▶ [WHAT TO WORK ON]: Find every line with the word "carries". Copy those lines.

▶ [STORED RECORDS]:
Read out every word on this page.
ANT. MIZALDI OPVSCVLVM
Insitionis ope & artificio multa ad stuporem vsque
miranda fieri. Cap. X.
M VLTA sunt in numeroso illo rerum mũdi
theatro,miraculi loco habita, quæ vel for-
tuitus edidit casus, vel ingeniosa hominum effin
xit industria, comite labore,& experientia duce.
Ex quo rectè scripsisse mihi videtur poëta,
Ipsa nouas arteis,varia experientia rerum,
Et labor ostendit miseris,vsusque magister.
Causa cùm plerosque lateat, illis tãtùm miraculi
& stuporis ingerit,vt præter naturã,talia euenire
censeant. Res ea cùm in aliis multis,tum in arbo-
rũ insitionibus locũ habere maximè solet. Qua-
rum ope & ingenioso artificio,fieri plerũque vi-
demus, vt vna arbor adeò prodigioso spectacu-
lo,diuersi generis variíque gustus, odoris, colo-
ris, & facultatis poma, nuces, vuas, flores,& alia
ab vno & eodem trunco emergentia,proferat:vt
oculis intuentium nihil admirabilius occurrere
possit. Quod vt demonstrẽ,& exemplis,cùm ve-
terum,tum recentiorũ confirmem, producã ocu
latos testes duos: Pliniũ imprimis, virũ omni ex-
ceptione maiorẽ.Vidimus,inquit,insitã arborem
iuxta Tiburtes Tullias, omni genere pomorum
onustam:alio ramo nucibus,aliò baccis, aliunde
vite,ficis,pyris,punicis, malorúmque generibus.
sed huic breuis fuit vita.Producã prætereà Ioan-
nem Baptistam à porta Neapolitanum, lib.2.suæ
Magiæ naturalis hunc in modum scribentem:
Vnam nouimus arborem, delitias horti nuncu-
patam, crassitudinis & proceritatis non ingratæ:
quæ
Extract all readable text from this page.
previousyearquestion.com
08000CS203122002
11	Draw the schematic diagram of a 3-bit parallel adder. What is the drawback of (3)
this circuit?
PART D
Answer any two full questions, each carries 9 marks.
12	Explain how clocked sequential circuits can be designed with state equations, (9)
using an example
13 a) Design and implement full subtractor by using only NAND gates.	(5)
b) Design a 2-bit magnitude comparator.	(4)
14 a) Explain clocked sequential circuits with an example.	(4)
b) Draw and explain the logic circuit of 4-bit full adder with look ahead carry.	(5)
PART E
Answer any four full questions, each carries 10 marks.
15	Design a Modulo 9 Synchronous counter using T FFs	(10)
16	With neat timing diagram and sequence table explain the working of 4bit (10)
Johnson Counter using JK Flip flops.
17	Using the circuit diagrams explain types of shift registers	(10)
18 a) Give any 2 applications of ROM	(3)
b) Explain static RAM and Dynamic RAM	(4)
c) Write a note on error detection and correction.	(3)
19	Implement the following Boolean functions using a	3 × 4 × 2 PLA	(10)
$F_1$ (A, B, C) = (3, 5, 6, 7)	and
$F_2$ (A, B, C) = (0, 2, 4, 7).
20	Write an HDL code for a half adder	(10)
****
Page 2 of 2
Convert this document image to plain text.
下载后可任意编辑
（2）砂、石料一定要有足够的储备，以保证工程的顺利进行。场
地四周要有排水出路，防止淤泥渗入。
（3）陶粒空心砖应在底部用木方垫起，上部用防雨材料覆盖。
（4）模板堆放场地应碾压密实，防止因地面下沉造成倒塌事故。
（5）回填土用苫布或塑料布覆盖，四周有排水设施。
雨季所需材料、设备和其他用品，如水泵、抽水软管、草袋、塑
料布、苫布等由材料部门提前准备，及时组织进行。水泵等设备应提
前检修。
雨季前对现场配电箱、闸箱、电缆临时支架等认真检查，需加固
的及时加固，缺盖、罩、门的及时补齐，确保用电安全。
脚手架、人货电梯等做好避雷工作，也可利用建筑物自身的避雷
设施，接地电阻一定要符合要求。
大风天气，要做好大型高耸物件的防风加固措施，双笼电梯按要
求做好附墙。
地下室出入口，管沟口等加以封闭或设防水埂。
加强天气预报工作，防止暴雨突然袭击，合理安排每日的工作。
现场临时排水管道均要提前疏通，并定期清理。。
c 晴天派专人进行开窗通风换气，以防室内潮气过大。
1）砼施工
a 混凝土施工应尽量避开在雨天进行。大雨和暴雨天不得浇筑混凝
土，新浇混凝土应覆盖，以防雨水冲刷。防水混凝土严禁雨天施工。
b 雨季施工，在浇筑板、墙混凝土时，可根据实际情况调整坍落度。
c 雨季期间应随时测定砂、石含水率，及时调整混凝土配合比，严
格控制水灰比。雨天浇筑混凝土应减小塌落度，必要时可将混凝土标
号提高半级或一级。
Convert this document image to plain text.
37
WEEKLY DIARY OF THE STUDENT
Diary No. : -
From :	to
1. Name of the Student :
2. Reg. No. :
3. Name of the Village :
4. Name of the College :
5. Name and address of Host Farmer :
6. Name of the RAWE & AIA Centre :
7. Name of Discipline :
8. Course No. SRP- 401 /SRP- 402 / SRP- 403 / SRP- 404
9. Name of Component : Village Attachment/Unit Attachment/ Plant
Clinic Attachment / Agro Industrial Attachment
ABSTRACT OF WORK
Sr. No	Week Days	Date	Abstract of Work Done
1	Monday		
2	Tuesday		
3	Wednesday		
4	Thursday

▶ [WRITTEN SOLUTION]:
Answer any two full questions, each carries 9 marks.
Answer any four full questions, each carries 10 marks.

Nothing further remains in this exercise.